▶ Required work
Pull every line containing "transferencias" from the entries.

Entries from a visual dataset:
========

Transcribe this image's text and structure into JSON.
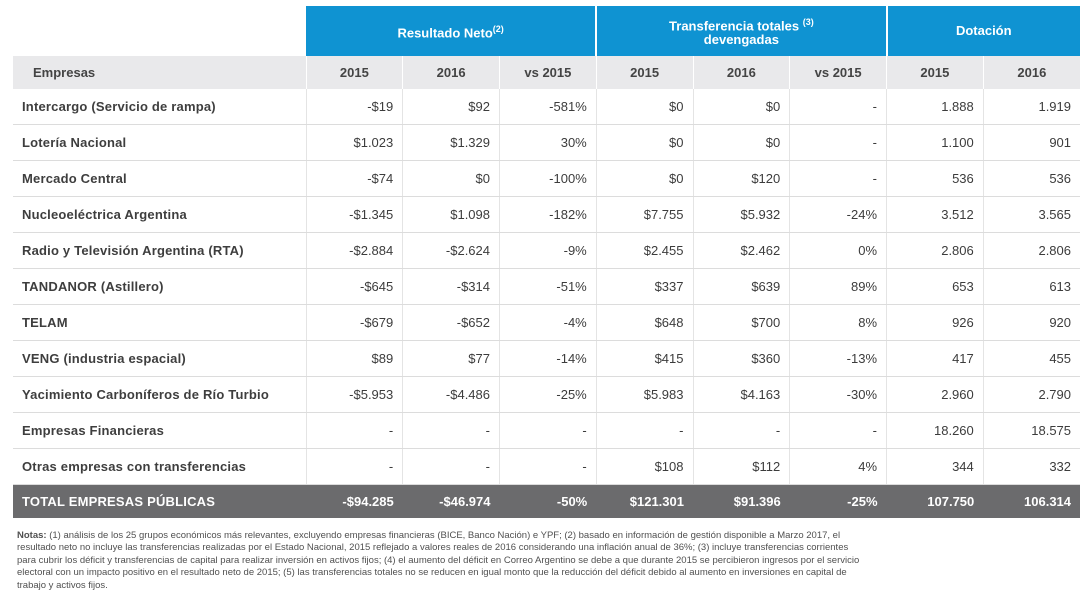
{
  "header": {
    "resultado_neto": "Resultado Neto",
    "resultado_neto_note": "(2)",
    "transferencia_line1": "Transferencia totales",
    "transferencia_note": "(3)",
    "transferencia_line2": "devengadas",
    "dotacion": "Dotación"
  },
  "subheader": {
    "empresas": "Empresas",
    "cols": [
      "2015",
      "2016",
      "vs 2015",
      "2015",
      "2016",
      "vs 2015",
      "2015",
      "2016"
    ]
  },
  "rows": [
    {
      "name": "Intercargo (Servicio de rampa)",
      "values": [
        "-$19",
        "$92",
        "-581%",
        "$0",
        "$0",
        "-",
        "1.888",
        "1.919"
      ]
    },
    {
      "name": "Lotería Nacional",
      "values": [
        "$1.023",
        "$1.329",
        "30%",
        "$0",
        "$0",
        "-",
        "1.100",
        "901"
      ]
    },
    {
      "name": "Mercado Central",
      "values": [
        "-$74",
        "$0",
        "-100%",
        "$0",
        "$120",
        "-",
        "536",
        "536"
      ]
    },
    {
      "name": "Nucleoeléctrica Argentina",
      "values": [
        "-$1.345",
        "$1.098",
        "-182%",
        "$7.755",
        "$5.932",
        "-24%",
        "3.512",
        "3.565"
      ]
    },
    {
      "name": "Radio y Televisión Argentina (RTA)",
      "values": [
        "-$2.884",
        "-$2.624",
        "-9%",
        "$2.455",
        "$2.462",
        "0%",
        "2.806",
        "2.806"
      ]
    },
    {
      "name": "TANDANOR (Astillero)",
      "values": [
        "-$645",
        "-$314",
        "-51%",
        "$337",
        "$639",
        "89%",
        "653",
        "613"
      ]
    },
    {
      "name": "TELAM",
      "values": [
        "-$679",
        "-$652",
        "-4%",
        "$648",
        "$700",
        "8%",
        "926",
        "920"
      ]
    },
    {
      "name": "VENG (industria espacial)",
      "values": [
        "$89",
        "$77",
        "-14%",
        "$415",
        "$360",
        "-13%",
        "417",
        "455"
      ]
    },
    {
      "name": "Yacimiento Carboníferos de Río Turbio",
      "values": [
        "-$5.953",
        "-$4.486",
        "-25%",
        "$5.983",
        "$4.163",
        "-30%",
        "2.960",
        "2.790"
      ]
    },
    {
      "name": "Empresas Financieras",
      "values": [
        "-",
        "-",
        "-",
        "-",
        "-",
        "-",
        "18.260",
        "18.575"
      ]
    },
    {
      "name": "Otras empresas con transferencias",
      "values": [
        "-",
        "-",
        "-",
        "$108",
        "$112",
        "4%",
        "344",
        "332"
      ]
    }
  ],
  "total": {
    "name": "TOTAL EMPRESAS PÚBLICAS",
    "values": [
      "-$94.285",
      "-$46.974",
      "-50%",
      "$121.301",
      "$91.396",
      "-25%",
      "107.750",
      "106.314"
    ]
  },
  "notes": {
    "label": "Notas:",
    "text": " (1) análisis de los 25 grupos económicos más relevantes, excluyendo empresas financieras (BICE, Banco Nación) e YPF; (2) basado en información de gestión disponible a Marzo 2017, el resultado neto no incluye las transferencias realizadas por el Estado Nacional, 2015 reflejado a valores reales de 2016 considerando una inflación anual de 36%; (3) incluye transferencias corrientes para cubrir los déficit y transferencias de capital para realizar inversión en activos fijos; (4) el aumento del déficit en Correo Argentino se debe a que durante 2015 se percibieron ingresos por el servicio electoral con un impacto positivo en el resultado neto de 2015; (5) las transferencias totales no se reducen en igual monto que la reducción del déficit debido al aumento en inversiones en capital de trabajo y activos fijos."
  },
  "colors": {
    "header_blue": "#0f93d2",
    "subheader_gray": "#e9e9eb",
    "total_gray": "#6b6b6d"
  }
}
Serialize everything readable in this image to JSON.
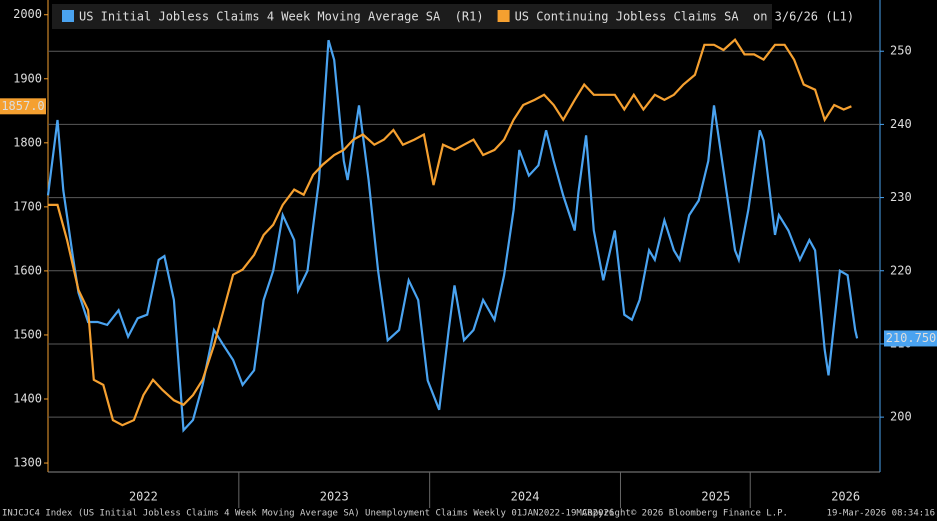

========

▶ Result for this exercise
      "name": "Otras empresas con transferencias",
    "text": " (1) análisis de los 25 grupos económicos más relevantes, excluyendo empresas financieras (BICE, Banco Nación) e YPF; (2) basado en información de gestión disponible a Marzo 2017, el resultado neto no incluye las transferencias realizadas por el Estado Nacional, 2015 reflejado a valores reales de 2016 considerando una inflación anual de 36%; (3) incluye transferencias corrientes para cubrir los déficit y transferencias de capital para realizar inversión en activos fijos; (4) el aumento del déficit en Correo Argentino se debe a que durante 2015 se percibieron ingresos por el servicio electoral con un impacto positivo en el resultado neto de 2015; (5) las transferencias totales no se reducen en igual monto que la reducción del déficit debido al aumento en inversiones en capital de trabajo y activos fijos."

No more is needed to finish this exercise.